> _EXERCISE PROMPT_:
Exactly as written, retype the listing below, omitting the pictures.

Dataset excerpts
--------

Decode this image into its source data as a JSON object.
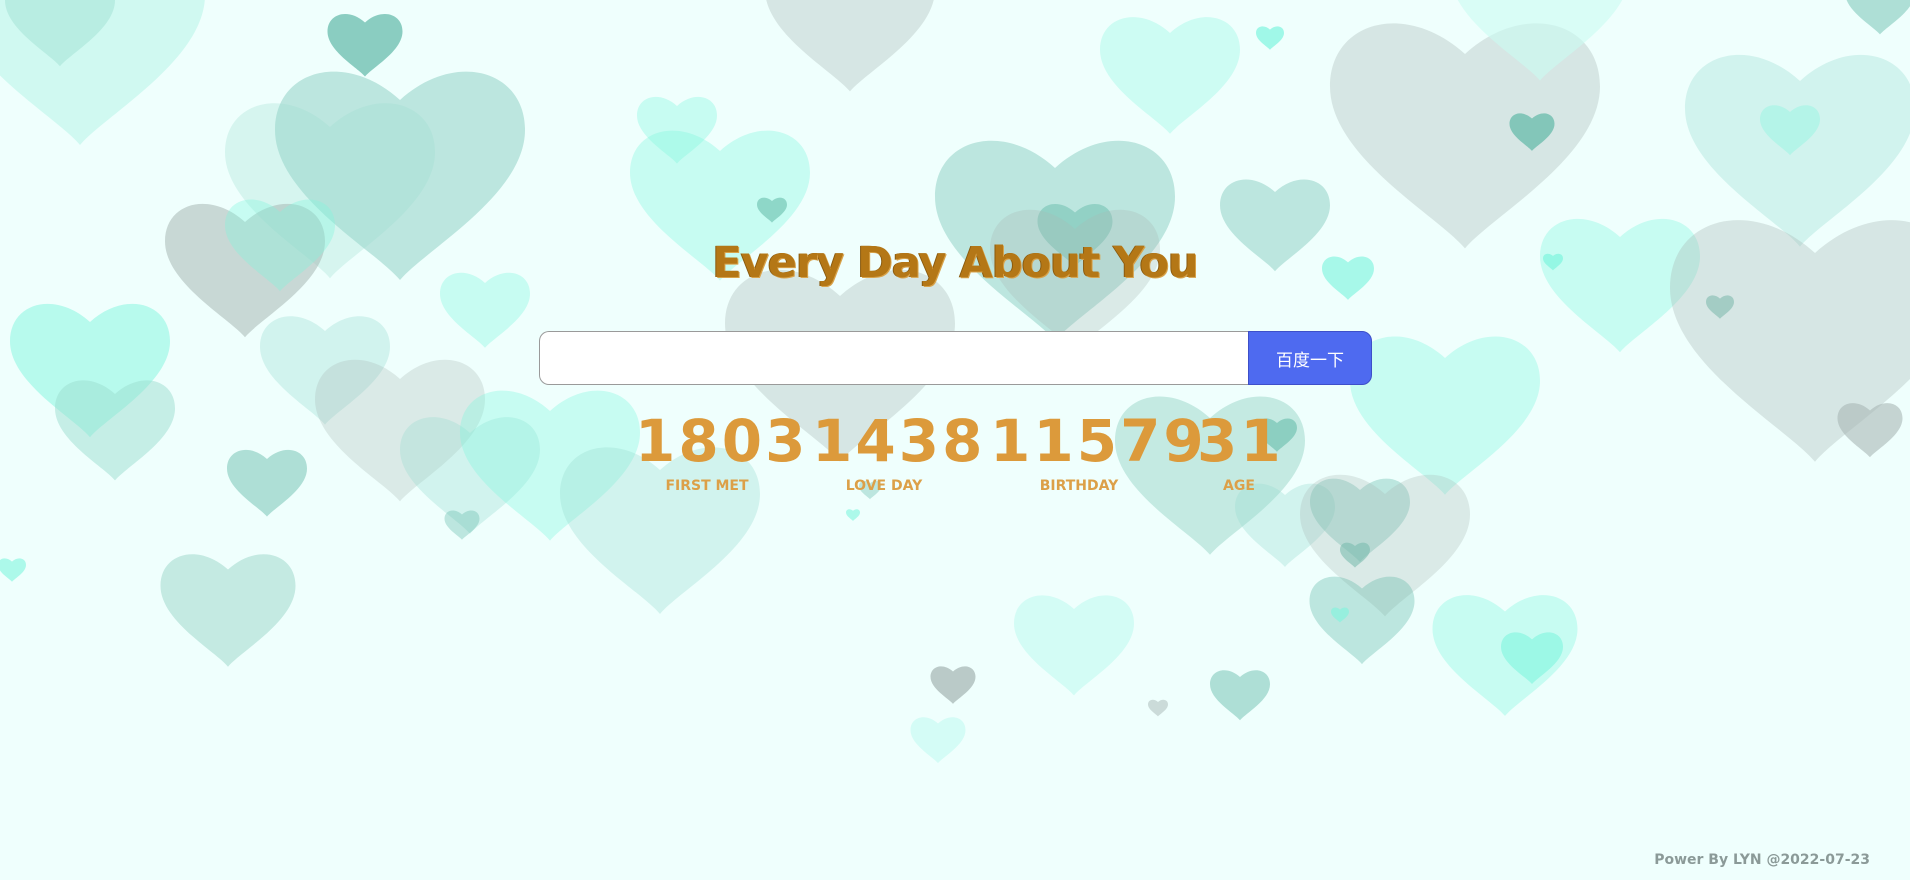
{
  "page": {
    "title": "Every Day About You",
    "footer": "Power By LYN @2022-07-23"
  },
  "search": {
    "input_value": "",
    "button_label": "百度一下"
  },
  "counters": [
    {
      "value": "1803",
      "label": "FIRST MET"
    },
    {
      "value": "1438",
      "label": "LOVE DAY"
    },
    {
      "value": "11579",
      "label": "BIRTHDAY"
    },
    {
      "value": "31",
      "label": "AGE"
    }
  ],
  "colors": {
    "background": "#effffd",
    "title": "#b47716",
    "counter": "#dc9a3b",
    "button": "#4e6af0",
    "hearts": [
      "#5fb8a6",
      "#9bded0",
      "#7ff5de",
      "#b6f4e8",
      "#a8b8b5",
      "#c9fbf2"
    ]
  },
  "icons": {
    "decoration": "heart-icon"
  }
}
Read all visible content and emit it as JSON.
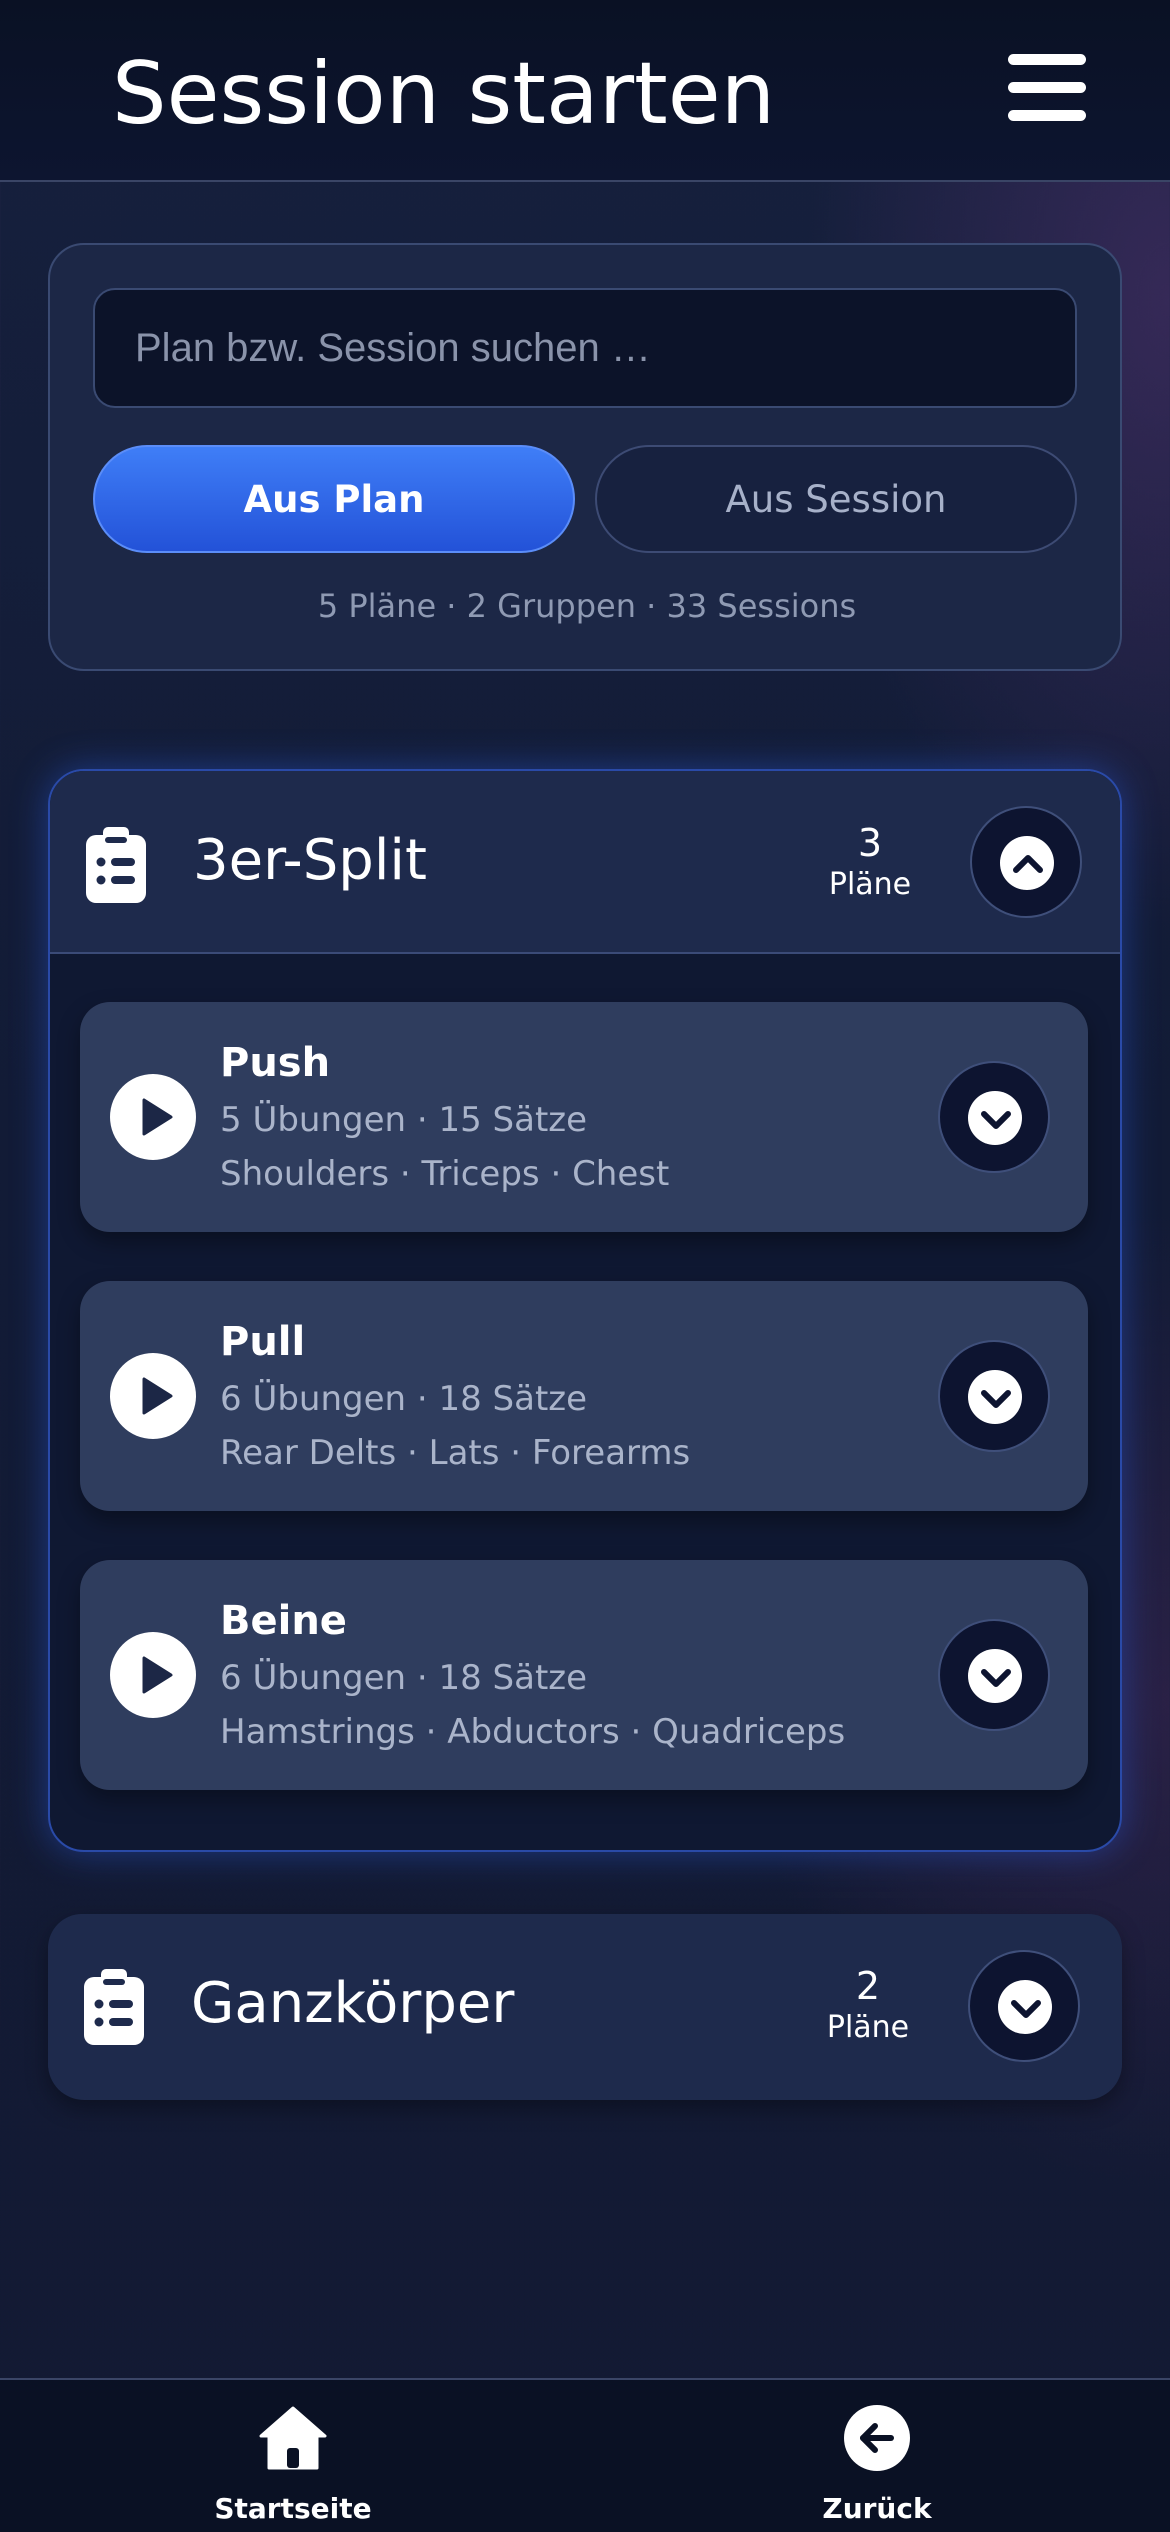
{
  "header": {
    "title": "Session starten",
    "menu_icon": "hamburger-menu-icon"
  },
  "search": {
    "placeholder": "Plan bzw. Session suchen …",
    "value": "",
    "toggle_plan": "Aus Plan",
    "toggle_session": "Aus Session",
    "active_toggle": "Aus Plan",
    "stats": "5 Pläne · 2 Gruppen · 33 Sessions"
  },
  "groups": [
    {
      "name": "3er-Split",
      "count": "3",
      "count_label": "Pläne",
      "icon": "clipboard-list-icon",
      "expanded": true,
      "plans": [
        {
          "name": "Push",
          "meta": "5 Übungen · 15 Sätze",
          "muscles": "Shoulders · Triceps · Chest"
        },
        {
          "name": "Pull",
          "meta": "6 Übungen · 18 Sätze",
          "muscles": "Rear Delts · Lats · Forearms"
        },
        {
          "name": "Beine",
          "meta": "6 Übungen · 18 Sätze",
          "muscles": "Hamstrings · Abductors · Quadriceps"
        }
      ]
    },
    {
      "name": "Ganzkörper",
      "count": "2",
      "count_label": "Pläne",
      "icon": "clipboard-list-icon",
      "expanded": false,
      "plans": []
    }
  ],
  "bottom_nav": {
    "home_label": "Startseite",
    "home_icon": "home-icon",
    "back_label": "Zurück",
    "back_icon": "arrow-left-circle-icon"
  },
  "colors": {
    "accent": "#3f7ef7",
    "background": "#121b36",
    "card": "#2f3d5e"
  }
}
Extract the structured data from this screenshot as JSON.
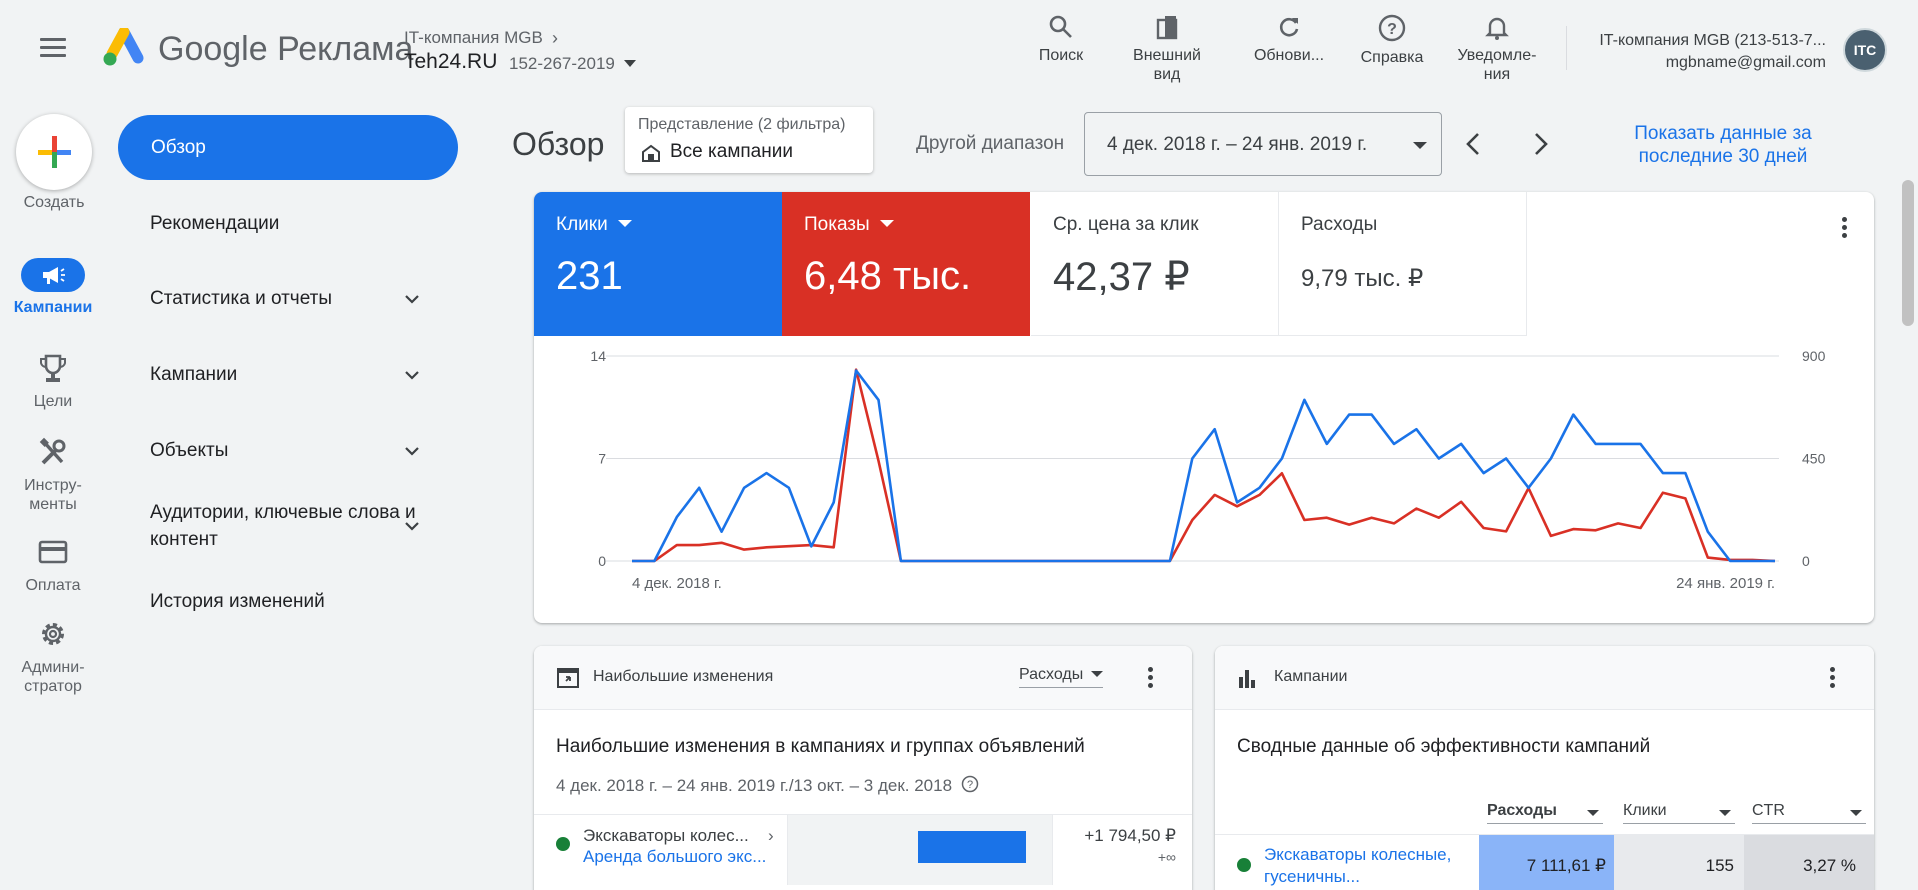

--------

> _TASK SOLUTION_:
Decode this image into its source data as a JSON object.
{
  "page": {
    "title": "Every Day About You",
    "footer": "Power By LYN @2022-07-23"
  },
  "search": {
    "input_value": "",
    "button_label": "百度一下"
  },
  "counters": [
    {
      "value": "1803",
      "label": "FIRST MET"
    },
    {
      "value": "1438",
      "label": "LOVE DAY"
    },
    {
      "value": "11579",
      "label": "BIRTHDAY"
    },
    {
      "value": "31",
      "label": "AGE"
    }
  ],
  "colors": {
    "background": "#effffd",
    "title": "#b47716",
    "counter": "#dc9a3b",
    "button": "#4e6af0",
    "hearts": [
      "#5fb8a6",
      "#9bded0",
      "#7ff5de",
      "#b6f4e8",
      "#a8b8b5",
      "#c9fbf2"
    ]
  },
  "icons": {
    "decoration": "heart-icon"
  }
}
Read all visible content and emit it as JSON.
{
  "header": {
    "title": "Session starten",
    "menu_icon": "hamburger-menu-icon"
  },
  "search": {
    "placeholder": "Plan bzw. Session suchen …",
    "value": "",
    "toggle_plan": "Aus Plan",
    "toggle_session": "Aus Session",
    "active_toggle": "Aus Plan",
    "stats": "5 Pläne · 2 Gruppen · 33 Sessions"
  },
  "groups": [
    {
      "name": "3er-Split",
      "count": "3",
      "count_label": "Pläne",
      "icon": "clipboard-list-icon",
      "expanded": true,
      "plans": [
        {
          "name": "Push",
          "meta": "5 Übungen · 15 Sätze",
          "muscles": "Shoulders · Triceps · Chest"
        },
        {
          "name": "Pull",
          "meta": "6 Übungen · 18 Sätze",
          "muscles": "Rear Delts · Lats · Forearms"
        },
        {
          "name": "Beine",
          "meta": "6 Übungen · 18 Sätze",
          "muscles": "Hamstrings · Abductors · Quadriceps"
        }
      ]
    },
    {
      "name": "Ganzkörper",
      "count": "2",
      "count_label": "Pläne",
      "icon": "clipboard-list-icon",
      "expanded": false,
      "plans": []
    }
  ],
  "bottom_nav": {
    "home_label": "Startseite",
    "home_icon": "home-icon",
    "back_label": "Zurück",
    "back_icon": "arrow-left-circle-icon"
  },
  "colors": {
    "accent": "#3f7ef7",
    "background": "#121b36",
    "card": "#2f3d5e"
  }
}
Extract the structured data from this screenshot as JSON.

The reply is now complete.